*Work to complete*.
Gather from the listing below each line that includes the word "title", and copy it.
Begin
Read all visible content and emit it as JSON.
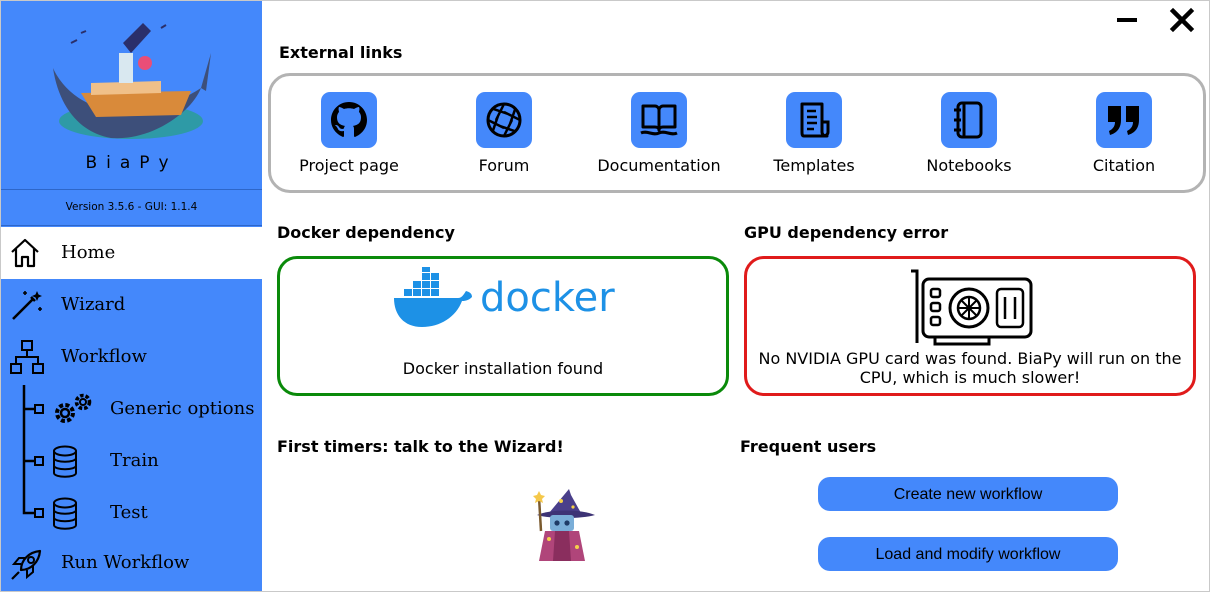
{
  "sidebar": {
    "brand": "BiaPy",
    "version": "Version 3.5.6 - GUI: 1.1.4",
    "items": [
      {
        "label": "Home",
        "icon": "home-icon",
        "active": true
      },
      {
        "label": "Wizard",
        "icon": "magic-wand-icon"
      },
      {
        "label": "Workflow",
        "icon": "workflow-icon"
      },
      {
        "label": "Generic options",
        "icon": "gears-icon"
      },
      {
        "label": "Train",
        "icon": "database-icon"
      },
      {
        "label": "Test",
        "icon": "database-icon"
      },
      {
        "label": "Run Workflow",
        "icon": "rocket-icon"
      }
    ]
  },
  "window": {
    "minimize_icon": "minimize-icon",
    "close_icon": "close-icon"
  },
  "external_links": {
    "title": "External links",
    "items": [
      {
        "label": "Project page",
        "icon": "github-icon"
      },
      {
        "label": "Forum",
        "icon": "forum-icon"
      },
      {
        "label": "Documentation",
        "icon": "book-icon"
      },
      {
        "label": "Templates",
        "icon": "templates-icon"
      },
      {
        "label": "Notebooks",
        "icon": "notebook-icon"
      },
      {
        "label": "Citation",
        "icon": "quote-icon"
      }
    ]
  },
  "docker": {
    "title": "Docker dependency",
    "logo_text": "docker",
    "message": "Docker installation found",
    "border_color": "#0a8a0a"
  },
  "gpu": {
    "title": "GPU dependency error",
    "message": "No NVIDIA GPU card was found. BiaPy will run on the CPU, which is much slower!",
    "border_color": "#e01b1b"
  },
  "first_timers": {
    "title": "First timers: talk to the Wizard!"
  },
  "frequent_users": {
    "title": "Frequent users",
    "create_label": "Create new workflow",
    "load_label": "Load and modify workflow"
  },
  "colors": {
    "accent": "#4488fb",
    "docker_blue": "#1d91e6"
  }
}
End
*The reply*.
    "title": "External links",
    "title": "Docker dependency",
    "title": "GPU dependency error",
    "title": "First timers: talk to the Wizard!"
    "title": "Frequent users",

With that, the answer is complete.